▶ _Problem requirements_
Exactly reproduce the lines that follow.

— START —

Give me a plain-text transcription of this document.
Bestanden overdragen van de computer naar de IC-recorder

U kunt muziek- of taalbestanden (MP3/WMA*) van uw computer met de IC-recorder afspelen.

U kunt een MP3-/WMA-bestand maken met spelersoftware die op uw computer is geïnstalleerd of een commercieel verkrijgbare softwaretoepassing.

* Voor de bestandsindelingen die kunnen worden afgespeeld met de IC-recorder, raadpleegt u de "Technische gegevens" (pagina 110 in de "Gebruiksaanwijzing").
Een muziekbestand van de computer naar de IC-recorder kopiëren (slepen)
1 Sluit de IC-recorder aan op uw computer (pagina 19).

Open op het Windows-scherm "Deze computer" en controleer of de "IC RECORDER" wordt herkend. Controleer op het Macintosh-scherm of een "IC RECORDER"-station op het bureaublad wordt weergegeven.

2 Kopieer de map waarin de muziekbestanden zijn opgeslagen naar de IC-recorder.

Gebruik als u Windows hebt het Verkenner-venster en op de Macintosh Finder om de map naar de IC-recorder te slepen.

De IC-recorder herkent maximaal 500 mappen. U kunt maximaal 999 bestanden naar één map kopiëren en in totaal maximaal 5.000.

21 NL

— END —

▶ _Solution below_
Give me a plain-text transcription of this document.
Bestanden overdragen van de computer naar de IC-recorder

U kunt muziek- of taalbestanden (MP3/WMA*) van uw computer met de IC-recorder afspelen.

U kunt een MP3-/WMA-bestand maken met spelersoftware die op uw computer is geïnstalleerd of een commercieel verkrijgbare softwaretoepassing.

* Voor de bestandsindelingen die kunnen worden afgespeeld met de IC-recorder, raadpleegt u de "Technische gegevens" (pagina 110 in de "Gebruiksaanwijzing").
Een muziekbestand van de computer naar de IC-recorder kopiëren (slepen)
1 Sluit de IC-recorder aan op uw computer (pagina 19).

Open op het Windows-scherm "Deze computer" en controleer of de "IC RECORDER" wordt herkend. Controleer op het Macintosh-scherm of een "IC RECORDER"-station op het bureaublad wordt weergegeven.

2 Kopieer de map waarin de muziekbestanden zijn opgeslagen naar de IC-recorder.

Gebruik als u Windows hebt het Verkenner-venster en op de Macintosh Finder om de map naar de IC-recorder te slepen.

De IC-recorder herkent maximaal 500 mappen. U kunt maximaal 999 bestanden naar één map kopiëren en in totaal maximaal 5.000.

21 NL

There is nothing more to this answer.